- [Directions for this task] Reproduce verbatim the passage of the forum post on splitting quoted command line arguments that runs from "I have my input" up to and including "into a console.".

Splitting up quoted/escaped command line arguments

Tommy has asked for the wisdom of the Perl Monks concerning the following question:

I've got a requirement to be able to pass a command and its arguments to exec() in indirect object notation (perldoc -f exec). As documented (if I'm understanding correctly), the indirect object syntax avoids the shell, and returns nothing, which is exactly what I need it to do. An example of the syntax would be (according to perldoc):

exec { $command } @args

I have my input command and its arguments tucked away as a single string in a database row value. An example would look like this:

/usr/local/bin/ssh %s '/opt/something/bin/somebinary || echo "Could not execute somebinary. Confirm that the host has FOO attached and try running somebinary manually on the host to troubleshoot"'

It's not my database, so I don't get to choose or change how commands and arguments are stored. This is what I have to work with. So I have to figure out how to split up that line intelligently, whether in one pass or more, so that my command and its arguments are passed to exec exactly (or as close to it) as they would be if the command was typed into a console.

I seek the wisdom of the Perl Monks in this endeavor... The solution has to be robust enough that it is fool-proof as possible; literally, robust enough to cover the corner cases that joe user may put into the database. My idea so far looks like this (and it doesn't work because it doesn't preserve the order of the arguments). The unpolished nature of this solution is frankly embarrassing to post, and given enough time I could work this out on my own but it looks like a fun thought exercise. Not fully tested:


my ( $command, $argstring ) = split / /, $string, 2;

# single-quoted args like 'red wagon'
my ( @args ) = $argstring =~ s/[[:space:]]+'(.*?)'//g; 

# double-quoted args, where the closing quote isn't preceded by "\"

- [Data supplied]
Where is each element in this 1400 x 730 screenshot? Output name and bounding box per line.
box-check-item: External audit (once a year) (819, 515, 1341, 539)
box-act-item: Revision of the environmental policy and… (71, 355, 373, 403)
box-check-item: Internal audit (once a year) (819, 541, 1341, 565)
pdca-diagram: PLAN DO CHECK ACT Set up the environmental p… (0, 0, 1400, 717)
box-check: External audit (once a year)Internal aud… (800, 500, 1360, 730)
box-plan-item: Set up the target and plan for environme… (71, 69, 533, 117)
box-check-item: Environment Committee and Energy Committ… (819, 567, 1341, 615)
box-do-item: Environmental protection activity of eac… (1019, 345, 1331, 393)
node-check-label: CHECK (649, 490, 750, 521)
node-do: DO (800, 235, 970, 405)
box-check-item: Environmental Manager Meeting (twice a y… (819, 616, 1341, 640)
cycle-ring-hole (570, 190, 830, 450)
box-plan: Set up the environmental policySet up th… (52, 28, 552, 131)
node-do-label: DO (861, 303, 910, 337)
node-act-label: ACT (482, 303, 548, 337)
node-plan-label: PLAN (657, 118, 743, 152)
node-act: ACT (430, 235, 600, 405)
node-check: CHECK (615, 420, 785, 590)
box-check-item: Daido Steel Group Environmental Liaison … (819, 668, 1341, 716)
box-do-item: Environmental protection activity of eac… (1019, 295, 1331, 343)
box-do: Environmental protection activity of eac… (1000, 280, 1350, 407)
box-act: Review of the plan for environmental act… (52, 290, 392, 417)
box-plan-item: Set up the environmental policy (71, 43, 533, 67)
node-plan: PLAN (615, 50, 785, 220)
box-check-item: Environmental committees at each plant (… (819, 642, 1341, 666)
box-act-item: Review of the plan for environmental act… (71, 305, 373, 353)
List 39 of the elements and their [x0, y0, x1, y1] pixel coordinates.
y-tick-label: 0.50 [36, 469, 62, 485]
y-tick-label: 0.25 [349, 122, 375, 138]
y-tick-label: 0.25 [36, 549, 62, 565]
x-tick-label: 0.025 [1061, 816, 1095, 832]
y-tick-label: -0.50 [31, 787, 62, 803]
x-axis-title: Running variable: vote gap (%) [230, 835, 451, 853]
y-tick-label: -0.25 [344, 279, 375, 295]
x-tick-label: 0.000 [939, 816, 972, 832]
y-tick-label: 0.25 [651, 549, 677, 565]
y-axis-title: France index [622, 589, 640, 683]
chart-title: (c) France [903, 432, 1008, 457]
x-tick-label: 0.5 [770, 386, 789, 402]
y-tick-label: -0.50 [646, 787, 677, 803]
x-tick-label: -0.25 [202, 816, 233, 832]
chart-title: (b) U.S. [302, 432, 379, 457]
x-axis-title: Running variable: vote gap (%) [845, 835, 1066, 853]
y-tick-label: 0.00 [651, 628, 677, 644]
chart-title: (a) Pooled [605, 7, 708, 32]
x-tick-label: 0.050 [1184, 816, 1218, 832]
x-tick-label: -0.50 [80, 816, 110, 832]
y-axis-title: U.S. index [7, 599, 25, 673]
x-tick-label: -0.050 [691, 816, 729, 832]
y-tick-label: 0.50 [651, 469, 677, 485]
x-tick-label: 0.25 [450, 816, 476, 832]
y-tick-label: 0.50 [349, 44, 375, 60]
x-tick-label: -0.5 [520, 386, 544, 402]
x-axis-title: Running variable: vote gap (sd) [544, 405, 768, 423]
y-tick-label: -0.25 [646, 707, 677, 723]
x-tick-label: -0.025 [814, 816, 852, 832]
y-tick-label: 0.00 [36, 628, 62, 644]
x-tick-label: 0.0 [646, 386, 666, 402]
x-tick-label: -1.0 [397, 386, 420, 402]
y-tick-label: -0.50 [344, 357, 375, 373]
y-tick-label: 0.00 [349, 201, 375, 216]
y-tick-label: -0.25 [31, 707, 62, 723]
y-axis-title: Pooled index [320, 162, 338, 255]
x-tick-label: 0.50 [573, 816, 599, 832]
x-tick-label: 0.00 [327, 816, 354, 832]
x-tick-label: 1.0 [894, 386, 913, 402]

- [Full response]
I have my input command and its arguments tucked away as a single string in a database row value. An example would look like this:

/usr/local/bin/ssh %s '/opt/something/bin/somebinary || echo "Could not execute somebinary. Confirm that the host has FOO attached and try running somebinary manually on the host to troubleshoot"'

It's not my database, so I don't get to choose or change how commands and arguments are stored. This is what I have to work with. So I have to figure out how to split up that line intelligently, whether in one pass or more, so that my command and its arguments are passed to exec exactly (or as close to it) as they would be if the command was typed into a console.